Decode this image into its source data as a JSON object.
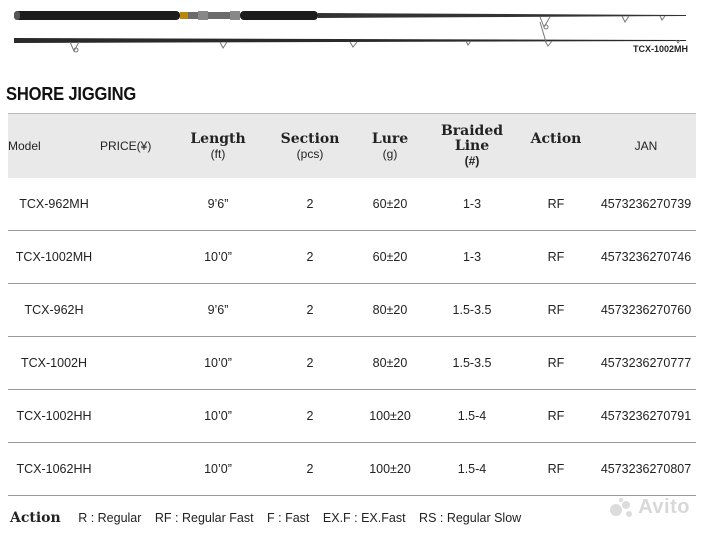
{
  "rod": {
    "model_label": "TCX-1002MH"
  },
  "section_title": "SHORE JIGGING",
  "table": {
    "headers": {
      "model": "Model",
      "price": "PRICE(¥)",
      "length": "Length",
      "length_unit": "(ft)",
      "section": "Section",
      "section_unit": "(pcs)",
      "lure": "Lure",
      "lure_unit": "(g)",
      "braided_1": "Braided",
      "braided_2": "Line",
      "braided_unit": "(#)",
      "action": "Action",
      "jan": "JAN"
    },
    "rows": [
      {
        "model": "TCX-962MH",
        "price": "",
        "length": "9’6”",
        "section": "2",
        "lure": "60±20",
        "line": "1-3",
        "action": "RF",
        "jan": "4573236270739"
      },
      {
        "model": "TCX-1002MH",
        "price": "",
        "length": "10’0”",
        "section": "2",
        "lure": "60±20",
        "line": "1-3",
        "action": "RF",
        "jan": "4573236270746"
      },
      {
        "model": "TCX-962H",
        "price": "",
        "length": "9’6”",
        "section": "2",
        "lure": "80±20",
        "line": "1.5-3.5",
        "action": "RF",
        "jan": "4573236270760"
      },
      {
        "model": "TCX-1002H",
        "price": "",
        "length": "10’0”",
        "section": "2",
        "lure": "80±20",
        "line": "1.5-3.5",
        "action": "RF",
        "jan": "4573236270777"
      },
      {
        "model": "TCX-1002HH",
        "price": "",
        "length": "10’0”",
        "section": "2",
        "lure": "100±20",
        "line": "1.5-4",
        "action": "RF",
        "jan": "4573236270791"
      },
      {
        "model": "TCX-1062HH",
        "price": "",
        "length": "10’0”",
        "section": "2",
        "lure": "100±20",
        "line": "1.5-4",
        "action": "RF",
        "jan": "4573236270807"
      }
    ]
  },
  "legend": {
    "title": "Action",
    "items": [
      "R : Regular",
      "RF : Regular Fast",
      "F : Fast",
      "EX.F : EX.Fast",
      "RS : Regular Slow"
    ]
  },
  "watermark": "Avito"
}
━━━━━━
§ **Description of the task**: Write out the data precisely as given, excluding the pictures.

§ **Response to the task**:
Decode this image into its source data as a JSON object.
{
  "rod": {
    "model_label": "TCX-1002MH"
  },
  "section_title": "SHORE JIGGING",
  "table": {
    "headers": {
      "model": "Model",
      "price": "PRICE(¥)",
      "length": "Length",
      "length_unit": "(ft)",
      "section": "Section",
      "section_unit": "(pcs)",
      "lure": "Lure",
      "lure_unit": "(g)",
      "braided_1": "Braided",
      "braided_2": "Line",
      "braided_unit": "(#)",
      "action": "Action",
      "jan": "JAN"
    },
    "rows": [
      {
        "model": "TCX-962MH",
        "price": "",
        "length": "9’6”",
        "section": "2",
        "lure": "60±20",
        "line": "1-3",
        "action": "RF",
        "jan": "4573236270739"
      },
      {
        "model": "TCX-1002MH",
        "price": "",
        "length": "10’0”",
        "section": "2",
        "lure": "60±20",
        "line": "1-3",
        "action": "RF",
        "jan": "4573236270746"
      },
      {
        "model": "TCX-962H",
        "price": "",
        "length": "9’6”",
        "section": "2",
        "lure": "80±20",
        "line": "1.5-3.5",
        "action": "RF",
        "jan": "4573236270760"
      },
      {
        "model": "TCX-1002H",
        "price": "",
        "length": "10’0”",
        "section": "2",
        "lure": "80±20",
        "line": "1.5-3.5",
        "action": "RF",
        "jan": "4573236270777"
      },
      {
        "model": "TCX-1002HH",
        "price": "",
        "length": "10’0”",
        "section": "2",
        "lure": "100±20",
        "line": "1.5-4",
        "action": "RF",
        "jan": "4573236270791"
      },
      {
        "model": "TCX-1062HH",
        "price": "",
        "length": "10’0”",
        "section": "2",
        "lure": "100±20",
        "line": "1.5-4",
        "action": "RF",
        "jan": "4573236270807"
      }
    ]
  },
  "legend": {
    "title": "Action",
    "items": [
      "R : Regular",
      "RF : Regular Fast",
      "F : Fast",
      "EX.F : EX.Fast",
      "RS : Regular Slow"
    ]
  },
  "watermark": "Avito"
}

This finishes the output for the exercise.